Write out each record below exactly as it appears, with no pictures.

▼

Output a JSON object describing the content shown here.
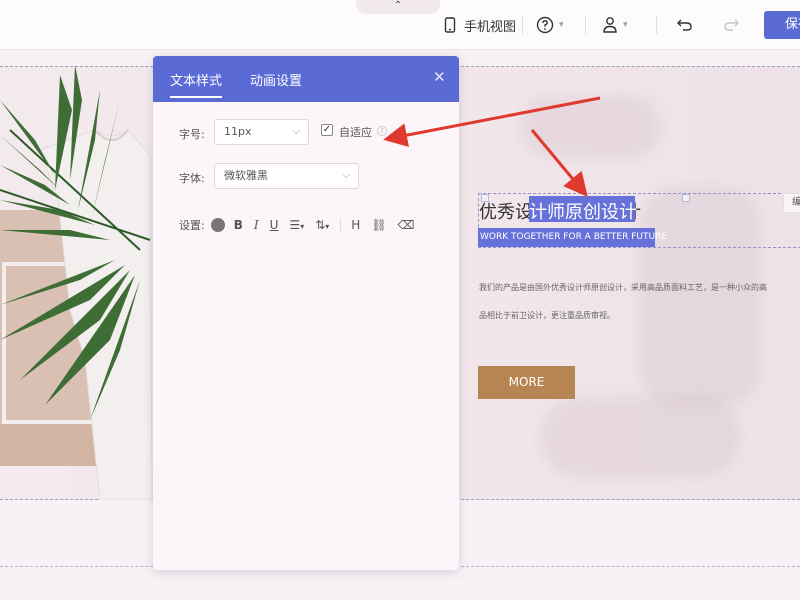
{
  "toolbar": {
    "collapse_glyph": "⌃",
    "phone_view_label": "手机视图",
    "phone_icon": "mobile-phone-icon",
    "help_icon": "question-circle-icon",
    "user_icon": "user-icon",
    "undo_icon": "undo-icon",
    "redo_icon": "redo-icon",
    "save_label": "保存"
  },
  "panel": {
    "tabs": [
      {
        "label": "文本样式",
        "active": true
      },
      {
        "label": "动画设置",
        "active": false
      }
    ],
    "close_glyph": "✕",
    "font_size_label": "字号:",
    "font_size_value": "11px",
    "auto_fit_label": "自适应",
    "auto_fit_checked": true,
    "font_family_label": "字体:",
    "font_family_value": "微软雅黑",
    "settings_label": "设置:",
    "text_color": "#7a7478",
    "format_buttons": [
      "B",
      "I",
      "U"
    ]
  },
  "canvas": {
    "title": "优秀设计师原创设计",
    "subtitle": "WORK TOGETHER FOR A BETTER FUTURE",
    "edit_tag": "编",
    "desc_line1": "我们的产品是由国外优秀设计师原创设计，采用高品质面料工艺，是一种小众的高",
    "desc_line2": "品相比于前卫设计，更注重品质审视。",
    "more_button": "MORE"
  },
  "colors": {
    "accent": "#5b6bd6",
    "highlight": "#6672d9",
    "more_button": "#b78554",
    "arrow": "#e03a2e"
  }
}
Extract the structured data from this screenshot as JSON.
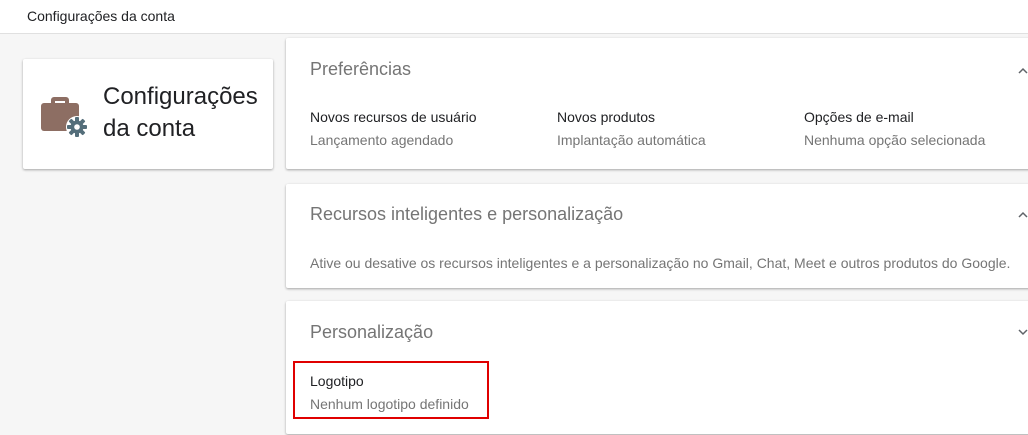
{
  "header": {
    "breadcrumb": "Configurações da conta"
  },
  "left_card": {
    "title": "Configurações da conta",
    "icon": "briefcase-gear-icon",
    "icon_color": "#8d6e63",
    "gear_color": "#546e7a"
  },
  "panels": [
    {
      "title": "Preferências",
      "expanded": true,
      "settings": [
        {
          "label": "Novos recursos de usuário",
          "value": "Lançamento agendado"
        },
        {
          "label": "Novos produtos",
          "value": "Implantação automática"
        },
        {
          "label": "Opções de e-mail",
          "value": "Nenhuma opção selecionada"
        }
      ]
    },
    {
      "title": "Recursos inteligentes e personalização",
      "expanded": true,
      "description": "Ative ou desative os recursos inteligentes e a personalização no Gmail, Chat, Meet e outros produtos do Google."
    },
    {
      "title": "Personalização",
      "expanded": false,
      "settings": [
        {
          "label": "Logotipo",
          "value": "Nenhum logotipo definido"
        }
      ]
    }
  ],
  "highlight_color": "#e00000"
}
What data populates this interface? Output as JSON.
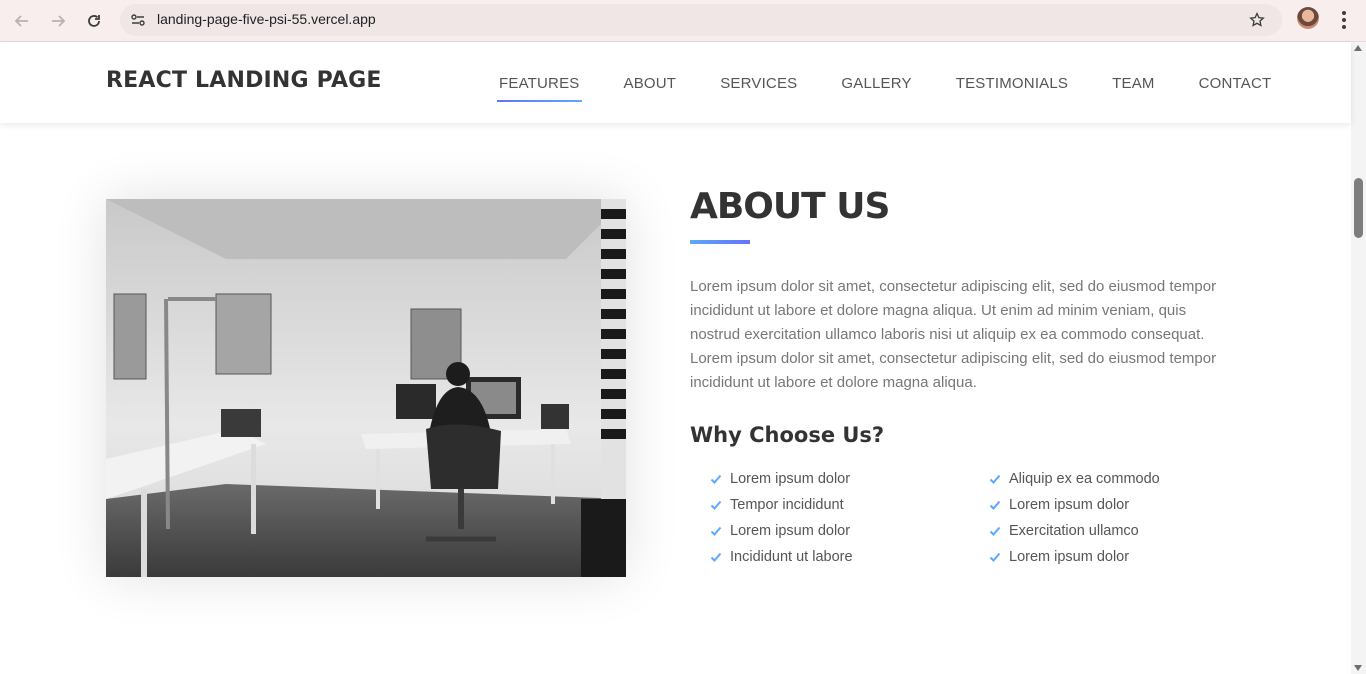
{
  "browser": {
    "url": "landing-page-five-psi-55.vercel.app",
    "icons": [
      "back-icon",
      "forward-icon",
      "reload-icon",
      "site-info-icon",
      "star-icon",
      "profile-avatar",
      "menu-kebab-icon"
    ]
  },
  "header": {
    "brand": "REACT LANDING PAGE",
    "nav": [
      {
        "label": "FEATURES",
        "active": true
      },
      {
        "label": "ABOUT",
        "active": false
      },
      {
        "label": "SERVICES",
        "active": false
      },
      {
        "label": "GALLERY",
        "active": false
      },
      {
        "label": "TESTIMONIALS",
        "active": false
      },
      {
        "label": "TEAM",
        "active": false
      },
      {
        "label": "CONTACT",
        "active": false
      }
    ]
  },
  "about": {
    "title": "ABOUT US",
    "paragraph": "Lorem ipsum dolor sit amet, consectetur adipiscing elit, sed do eiusmod tempor incididunt ut labore et dolore magna aliqua. Ut enim ad minim veniam, quis nostrud exercitation ullamco laboris nisi ut aliquip ex ea commodo consequat. Lorem ipsum dolor sit amet, consectetur adipiscing elit, sed do eiusmod tempor incididunt ut labore et dolore magna aliqua.",
    "why_title": "Why Choose Us?",
    "why_col1": [
      "Lorem ipsum dolor",
      "Tempor incididunt",
      "Lorem ipsum dolor",
      "Incididunt ut labore"
    ],
    "why_col2": [
      "Aliquip ex ea commodo",
      "Lorem ipsum dolor",
      "Exercitation ullamco",
      "Lorem ipsum dolor"
    ]
  },
  "colors": {
    "accent_start": "#5ca9fb",
    "accent_end": "#6372ff",
    "heading": "#333333",
    "body_text": "#777777"
  }
}
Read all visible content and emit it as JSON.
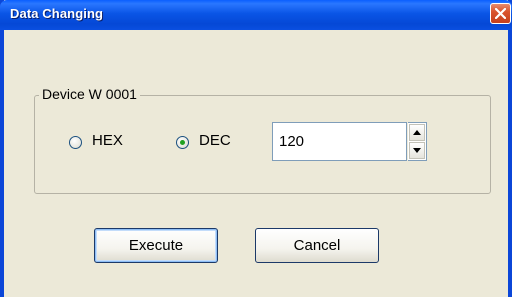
{
  "window": {
    "title": "Data Changing"
  },
  "device_group": {
    "label": "Device W 0001"
  },
  "format": {
    "hex_label": "HEX",
    "dec_label": "DEC",
    "selected": "DEC"
  },
  "value_field": {
    "value": "120"
  },
  "buttons": {
    "execute_label": "Execute",
    "cancel_label": "Cancel"
  },
  "colors": {
    "titlebar": "#0a55e6",
    "close_button": "#d9542e",
    "dialog_face": "#ece9d8",
    "radio_dot": "#21a121"
  }
}
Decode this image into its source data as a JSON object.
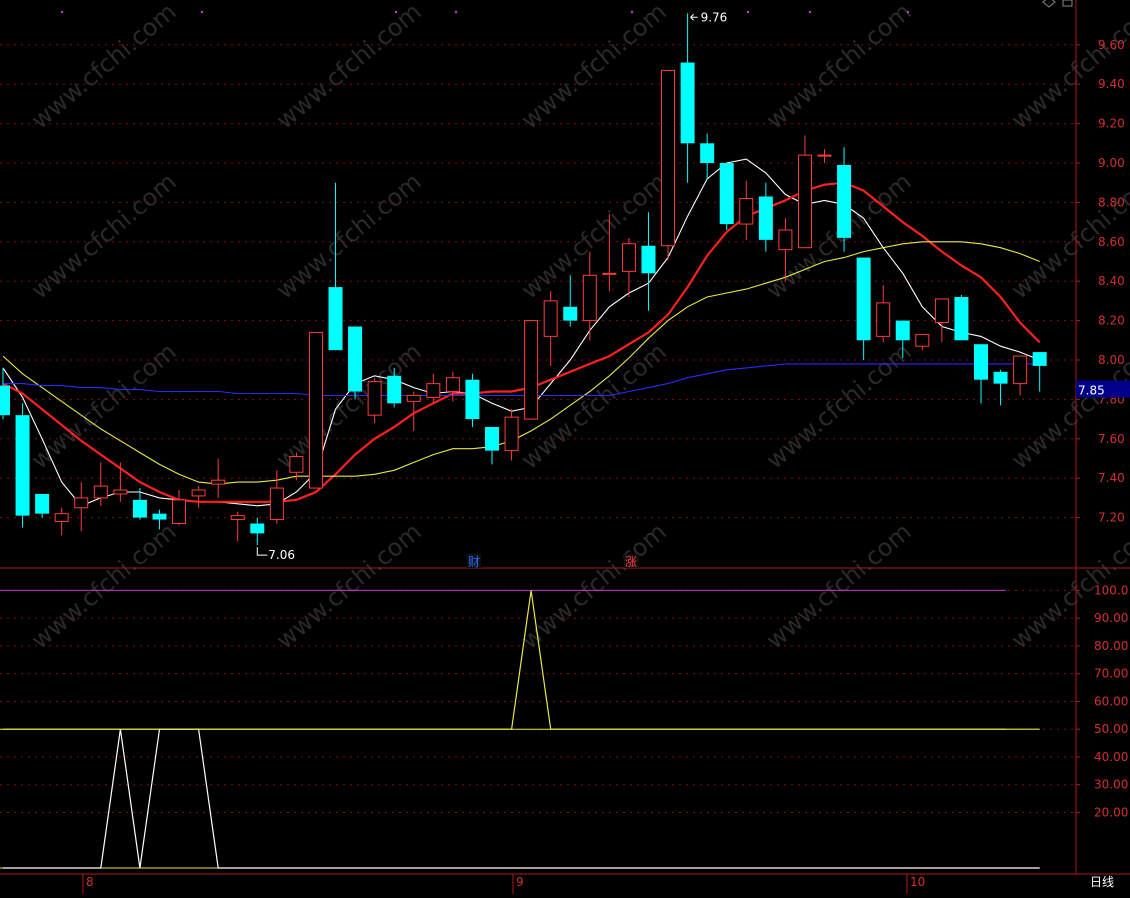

▲

SOLUTION:
Output a JSON object describing the content shown here.
{
  "toolbar": {
    "collapse_glyph": "⌃",
    "phone_view_label": "手机视图",
    "phone_icon": "mobile-phone-icon",
    "help_icon": "question-circle-icon",
    "user_icon": "user-icon",
    "undo_icon": "undo-icon",
    "redo_icon": "redo-icon",
    "save_label": "保存"
  },
  "panel": {
    "tabs": [
      {
        "label": "文本样式",
        "active": true
      },
      {
        "label": "动画设置",
        "active": false
      }
    ],
    "close_glyph": "✕",
    "font_size_label": "字号:",
    "font_size_value": "11px",
    "auto_fit_label": "自适应",
    "auto_fit_checked": true,
    "font_family_label": "字体:",
    "font_family_value": "微软雅黑",
    "settings_label": "设置:",
    "text_color": "#7a7478",
    "format_buttons": [
      "B",
      "I",
      "U"
    ]
  },
  "canvas": {
    "title": "优秀设计师原创设计",
    "subtitle": "WORK TOGETHER FOR A BETTER FUTURE",
    "edit_tag": "编",
    "desc_line1": "我们的产品是由国外优秀设计师原创设计，采用高品质面料工艺，是一种小众的高",
    "desc_line2": "品相比于前卫设计，更注重品质审视。",
    "more_button": "MORE"
  },
  "colors": {
    "accent": "#5b6bd6",
    "highlight": "#6672d9",
    "more_button": "#b78554",
    "arrow": "#e03a2e"
  }
}
Extract the structured data from this screenshot as JSON.
{
  "header": {
    "breadcrumb": "Configurações da conta"
  },
  "left_card": {
    "title": "Configurações da conta",
    "icon": "briefcase-gear-icon",
    "icon_color": "#8d6e63",
    "gear_color": "#546e7a"
  },
  "panels": [
    {
      "title": "Preferências",
      "expanded": true,
      "settings": [
        {
          "label": "Novos recursos de usuário",
          "value": "Lançamento agendado"
        },
        {
          "label": "Novos produtos",
          "value": "Implantação automática"
        },
        {
          "label": "Opções de e-mail",
          "value": "Nenhuma opção selecionada"
        }
      ]
    },
    {
      "title": "Recursos inteligentes e personalização",
      "expanded": true,
      "description": "Ative ou desative os recursos inteligentes e a personalização no Gmail, Chat, Meet e outros produtos do Google."
    },
    {
      "title": "Personalização",
      "expanded": false,
      "settings": [
        {
          "label": "Logotipo",
          "value": "Nenhum logotipo definido"
        }
      ]
    }
  ],
  "highlight_color": "#e00000"
}
What data populates this interface? Output as JSON.
{
  "browser": {
    "url": "landing-page-five-psi-55.vercel.app",
    "icons": [
      "back-icon",
      "forward-icon",
      "reload-icon",
      "site-info-icon",
      "star-icon",
      "profile-avatar",
      "menu-kebab-icon"
    ]
  },
  "header": {
    "brand": "REACT LANDING PAGE",
    "nav": [
      {
        "label": "FEATURES",
        "active": true
      },
      {
        "label": "ABOUT",
        "active": false
      },
      {
        "label": "SERVICES",
        "active": false
      },
      {
        "label": "GALLERY",
        "active": false
      },
      {
        "label": "TESTIMONIALS",
        "active": false
      },
      {
        "label": "TEAM",
        "active": false
      },
      {
        "label": "CONTACT",
        "active": false
      }
    ]
  },
  "about": {
    "title": "ABOUT US",
    "paragraph": "Lorem ipsum dolor sit amet, consectetur adipiscing elit, sed do eiusmod tempor incididunt ut labore et dolore magna aliqua. Ut enim ad minim veniam, quis nostrud exercitation ullamco laboris nisi ut aliquip ex ea commodo consequat. Lorem ipsum dolor sit amet, consectetur adipiscing elit, sed do eiusmod tempor incididunt ut labore et dolore magna aliqua.",
    "why_title": "Why Choose Us?",
    "why_col1": [
      "Lorem ipsum dolor",
      "Tempor incididunt",
      "Lorem ipsum dolor",
      "Incididunt ut labore"
    ],
    "why_col2": [
      "Aliquip ex ea commodo",
      "Lorem ipsum dolor",
      "Exercitation ullamco",
      "Lorem ipsum dolor"
    ]
  },
  "colors": {
    "accent_start": "#5ca9fb",
    "accent_end": "#6372ff",
    "heading": "#333333",
    "body_text": "#777777"
  }
}
Read all visible content and emit it as JSON.
{
  "window": {
    "title": "Data Changing"
  },
  "device_group": {
    "label": "Device W 0001"
  },
  "format": {
    "hex_label": "HEX",
    "dec_label": "DEC",
    "selected": "DEC"
  },
  "value_field": {
    "value": "120"
  },
  "buttons": {
    "execute_label": "Execute",
    "cancel_label": "Cancel"
  },
  "colors": {
    "titlebar": "#0a55e6",
    "close_button": "#d9542e",
    "dialog_face": "#ece9d8",
    "radio_dot": "#21a121"
  }
}
Decode this image into its source data as a JSON object.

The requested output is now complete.